[Dataset records]
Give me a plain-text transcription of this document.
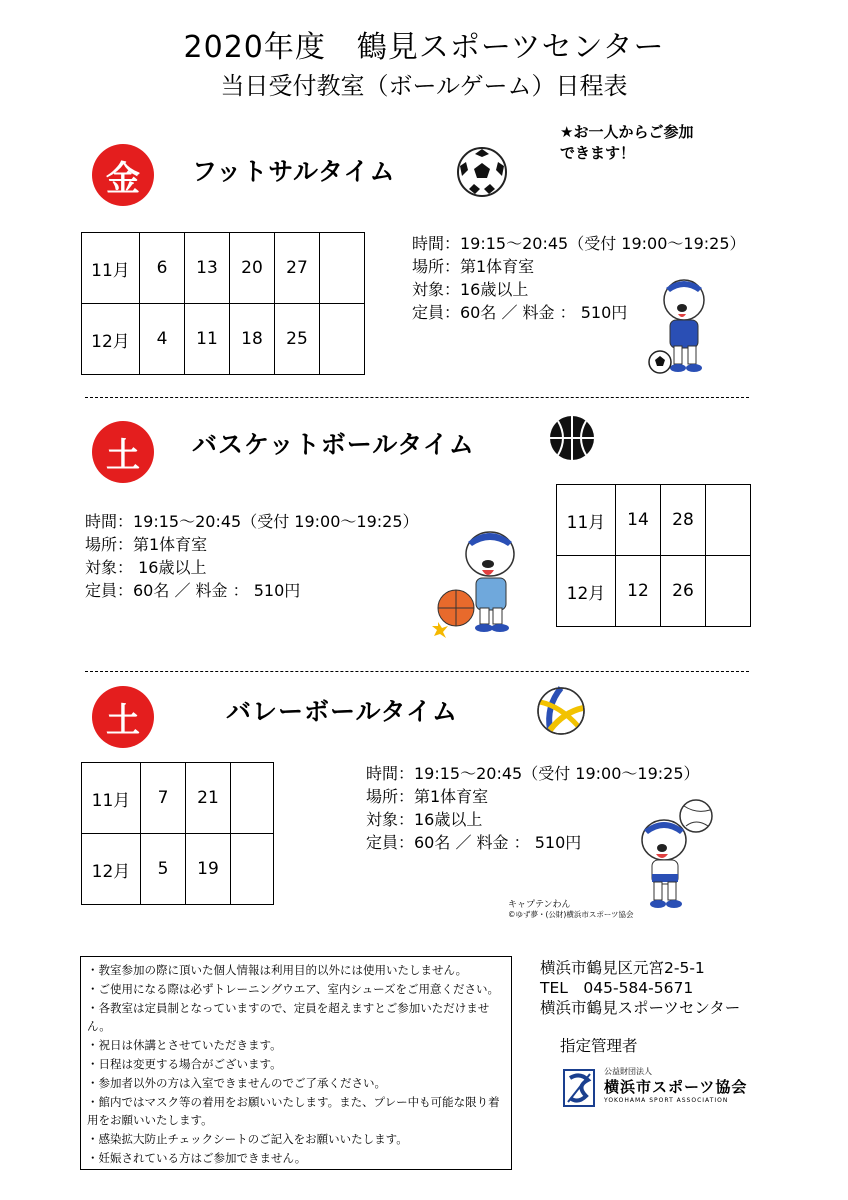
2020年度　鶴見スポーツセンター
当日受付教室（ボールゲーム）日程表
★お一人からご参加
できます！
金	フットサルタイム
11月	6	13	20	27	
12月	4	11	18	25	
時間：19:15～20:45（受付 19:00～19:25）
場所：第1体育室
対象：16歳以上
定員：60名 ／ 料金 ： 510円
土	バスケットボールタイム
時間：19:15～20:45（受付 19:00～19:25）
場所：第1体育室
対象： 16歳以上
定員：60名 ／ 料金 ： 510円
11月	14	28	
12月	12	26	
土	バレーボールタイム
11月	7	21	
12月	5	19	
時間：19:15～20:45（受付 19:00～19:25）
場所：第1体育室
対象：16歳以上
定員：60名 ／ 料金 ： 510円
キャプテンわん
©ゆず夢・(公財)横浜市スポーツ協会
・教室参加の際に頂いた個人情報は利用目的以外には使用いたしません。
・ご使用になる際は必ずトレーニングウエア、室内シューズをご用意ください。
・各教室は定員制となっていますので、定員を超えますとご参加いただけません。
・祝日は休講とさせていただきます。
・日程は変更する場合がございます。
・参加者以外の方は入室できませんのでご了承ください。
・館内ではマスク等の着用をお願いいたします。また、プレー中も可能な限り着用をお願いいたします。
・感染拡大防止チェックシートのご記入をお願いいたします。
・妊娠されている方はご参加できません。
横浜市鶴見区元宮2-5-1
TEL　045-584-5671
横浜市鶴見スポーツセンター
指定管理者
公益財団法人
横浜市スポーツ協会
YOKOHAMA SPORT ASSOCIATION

* * *

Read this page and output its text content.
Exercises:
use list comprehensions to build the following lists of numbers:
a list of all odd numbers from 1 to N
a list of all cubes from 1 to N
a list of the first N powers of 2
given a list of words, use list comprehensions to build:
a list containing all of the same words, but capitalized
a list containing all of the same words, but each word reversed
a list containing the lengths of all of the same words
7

Directions. For the material, find the number of lines holding the word "containing" and give that figure and nothing more.

Output of the exercise. 3